Collect every line below that contains the word "filter".
%%
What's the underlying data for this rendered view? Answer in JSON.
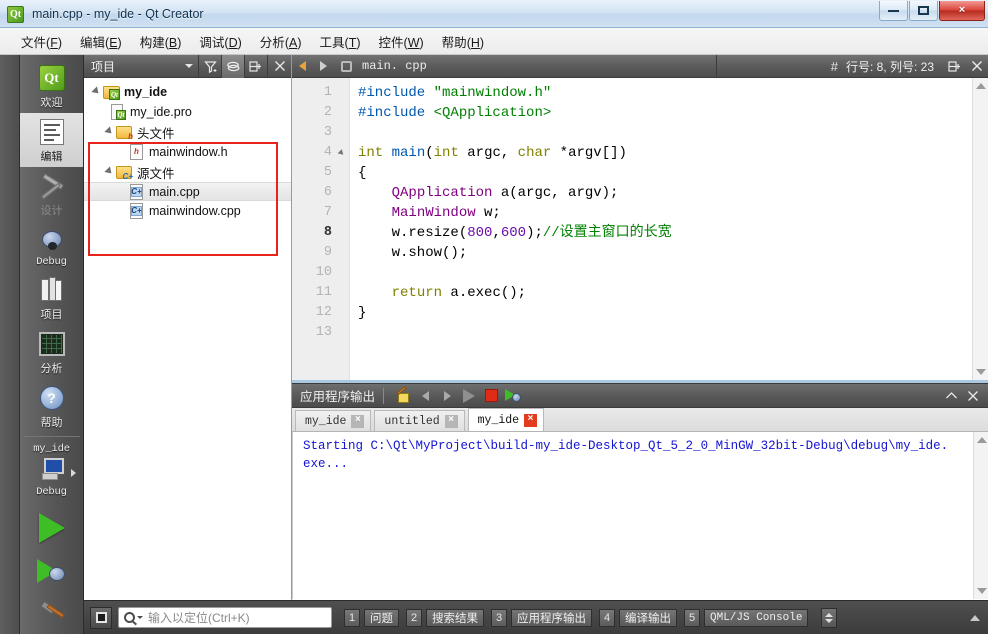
{
  "window": {
    "title": "main.cpp - my_ide - Qt Creator",
    "app_icon": "qt-logo-icon",
    "minimize": "minimize-icon",
    "maximize": "maximize-icon",
    "close": "×"
  },
  "menubar": [
    {
      "label": "文件",
      "accel": "F"
    },
    {
      "label": "编辑",
      "accel": "E"
    },
    {
      "label": "构建",
      "accel": "B"
    },
    {
      "label": "调试",
      "accel": "D"
    },
    {
      "label": "分析",
      "accel": "A"
    },
    {
      "label": "工具",
      "accel": "T"
    },
    {
      "label": "控件",
      "accel": "W"
    },
    {
      "label": "帮助",
      "accel": "H"
    }
  ],
  "sidebar": {
    "modes": [
      {
        "label": "欢迎",
        "icon": "qt-welcome-icon",
        "state": "normal"
      },
      {
        "label": "编辑",
        "icon": "edit-icon",
        "state": "active"
      },
      {
        "label": "设计",
        "icon": "design-icon",
        "state": "disabled"
      },
      {
        "label": "Debug",
        "icon": "debug-bug-icon",
        "state": "normal"
      },
      {
        "label": "项目",
        "icon": "projects-books-icon",
        "state": "normal"
      },
      {
        "label": "分析",
        "icon": "analyze-grid-icon",
        "state": "normal"
      },
      {
        "label": "帮助",
        "icon": "help-question-icon",
        "state": "normal"
      }
    ],
    "kit": {
      "project_name": "my_ide",
      "build_config": "Debug",
      "icon": "target-selector-icon"
    },
    "actions": [
      {
        "name": "run-button",
        "icon": "run-green-triangle-icon"
      },
      {
        "name": "start-debugging-button",
        "icon": "run-debug-icon"
      },
      {
        "name": "build-button",
        "icon": "hammer-build-icon"
      }
    ]
  },
  "tree_panel": {
    "combo_label": "项目",
    "toolbar": [
      {
        "name": "filter-tree-button",
        "icon": "filter-funnel-icon"
      },
      {
        "name": "synchronize-button",
        "icon": "link-sync-icon"
      },
      {
        "name": "split-button",
        "icon": "split-icon"
      },
      {
        "name": "close-sidebar-button",
        "icon": "close-icon"
      }
    ],
    "nodes": [
      {
        "label": "my_ide",
        "icon": "qt-project-folder-icon",
        "depth": 0,
        "expandable": true,
        "bold": true,
        "selected": false
      },
      {
        "label": "my_ide.pro",
        "icon": "qt-pro-file-icon",
        "depth": 1,
        "expandable": false,
        "bold": false,
        "selected": false
      },
      {
        "label": "头文件",
        "icon": "header-folder-icon",
        "depth": 1,
        "expandable": true,
        "bold": false,
        "selected": false
      },
      {
        "label": "mainwindow.h",
        "icon": "h-file-icon",
        "depth": 2,
        "expandable": false,
        "bold": false,
        "selected": false
      },
      {
        "label": "源文件",
        "icon": "source-folder-icon",
        "depth": 1,
        "expandable": true,
        "bold": false,
        "selected": false
      },
      {
        "label": "main.cpp",
        "icon": "cpp-file-icon",
        "depth": 2,
        "expandable": false,
        "bold": false,
        "selected": true
      },
      {
        "label": "mainwindow.cpp",
        "icon": "cpp-file-icon",
        "depth": 2,
        "expandable": false,
        "bold": false,
        "selected": false
      }
    ],
    "annotation_color": "#e8231c"
  },
  "editor": {
    "toolbar": {
      "back": "back-arrow-icon",
      "forward": "forward-arrow-icon",
      "lock": "lock-icon",
      "filename": "main. cpp",
      "dropdown": "chevron-down-icon",
      "symbol_hash": "#",
      "position": "行号: 8, 列号: 23",
      "split": "split-icon",
      "close": "×"
    },
    "lines": [
      {
        "no": "1",
        "fold": false,
        "current": false,
        "tokens": [
          {
            "t": "#include ",
            "c": "pre"
          },
          {
            "t": "\"mainwindow.h\"",
            "c": "str"
          }
        ]
      },
      {
        "no": "2",
        "fold": false,
        "current": false,
        "tokens": [
          {
            "t": "#include ",
            "c": "pre"
          },
          {
            "t": "<QApplication>",
            "c": "str"
          }
        ]
      },
      {
        "no": "3",
        "fold": false,
        "current": false,
        "tokens": []
      },
      {
        "no": "4",
        "fold": true,
        "current": false,
        "tokens": [
          {
            "t": "int",
            "c": "type"
          },
          {
            "t": " ",
            "c": "plain"
          },
          {
            "t": "main",
            "c": "pre"
          },
          {
            "t": "(",
            "c": "plain"
          },
          {
            "t": "int",
            "c": "type"
          },
          {
            "t": " argc, ",
            "c": "plain"
          },
          {
            "t": "char",
            "c": "type"
          },
          {
            "t": " *argv[])",
            "c": "plain"
          }
        ]
      },
      {
        "no": "5",
        "fold": false,
        "current": false,
        "tokens": [
          {
            "t": "{",
            "c": "plain"
          }
        ]
      },
      {
        "no": "6",
        "fold": false,
        "current": false,
        "tokens": [
          {
            "t": "    ",
            "c": "plain"
          },
          {
            "t": "QApplication",
            "c": "cls"
          },
          {
            "t": " a(argc, argv);",
            "c": "plain"
          }
        ]
      },
      {
        "no": "7",
        "fold": false,
        "current": false,
        "tokens": [
          {
            "t": "    ",
            "c": "plain"
          },
          {
            "t": "MainWindow",
            "c": "cls"
          },
          {
            "t": " w;",
            "c": "plain"
          }
        ]
      },
      {
        "no": "8",
        "fold": false,
        "current": true,
        "tokens": [
          {
            "t": "    w.resize(",
            "c": "plain"
          },
          {
            "t": "800",
            "c": "num"
          },
          {
            "t": ",",
            "c": "plain"
          },
          {
            "t": "600",
            "c": "num"
          },
          {
            "t": ");",
            "c": "plain"
          },
          {
            "t": "//设置主窗口的长宽",
            "c": "cmt"
          }
        ]
      },
      {
        "no": "9",
        "fold": false,
        "current": false,
        "tokens": [
          {
            "t": "    w.show();",
            "c": "plain"
          }
        ]
      },
      {
        "no": "10",
        "fold": false,
        "current": false,
        "tokens": []
      },
      {
        "no": "11",
        "fold": false,
        "current": false,
        "tokens": [
          {
            "t": "    ",
            "c": "plain"
          },
          {
            "t": "return",
            "c": "type"
          },
          {
            "t": " a.exec();",
            "c": "plain"
          }
        ]
      },
      {
        "no": "12",
        "fold": false,
        "current": false,
        "tokens": [
          {
            "t": "}",
            "c": "plain"
          }
        ]
      },
      {
        "no": "13",
        "fold": false,
        "current": false,
        "tokens": []
      }
    ]
  },
  "output_pane": {
    "title": "应用程序输出",
    "toolbar": [
      {
        "name": "toggle-word-wrap-button",
        "icon": "pencil-note-icon"
      },
      {
        "name": "previous-item-button",
        "icon": "left-arrow-icon"
      },
      {
        "name": "next-item-button",
        "icon": "right-arrow-icon"
      },
      {
        "name": "rerun-button",
        "icon": "play-triangle-icon"
      },
      {
        "name": "stop-button",
        "icon": "stop-square-icon"
      },
      {
        "name": "rerun-debug-button",
        "icon": "run-debug-icon"
      }
    ],
    "maximize": "chevron-up-icon",
    "close": "×",
    "tabs": [
      {
        "label": "my_ide",
        "active": false,
        "close": "×"
      },
      {
        "label": "untitled",
        "active": false,
        "close": "×"
      },
      {
        "label": "my_ide",
        "active": true,
        "close": "×"
      }
    ],
    "text": "Starting C:\\Qt\\MyProject\\build-my_ide-Desktop_Qt_5_2_0_MinGW_32bit-Debug\\debug\\my_ide.exe...",
    "text_color": "#1414d2"
  },
  "statusbar": {
    "sidebar_toggle": "toggle-sidebar-icon",
    "locator_placeholder": "输入以定位(Ctrl+K)",
    "locator_value": "",
    "panes": [
      {
        "num": "1",
        "label": "问题",
        "mono": false,
        "active": false
      },
      {
        "num": "2",
        "label": "搜索结果",
        "mono": false,
        "active": false
      },
      {
        "num": "3",
        "label": "应用程序输出",
        "mono": false,
        "active": true
      },
      {
        "num": "4",
        "label": "编译输出",
        "mono": false,
        "active": false
      },
      {
        "num": "5",
        "label": "QML/JS Console",
        "mono": true,
        "active": false
      }
    ],
    "spin": "updown-spinner-icon",
    "resize_grip": "up-arrow-icon"
  }
}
%%
[Result of this task]
        "name": "filter-tree-button",
        "icon": "filter-funnel-icon"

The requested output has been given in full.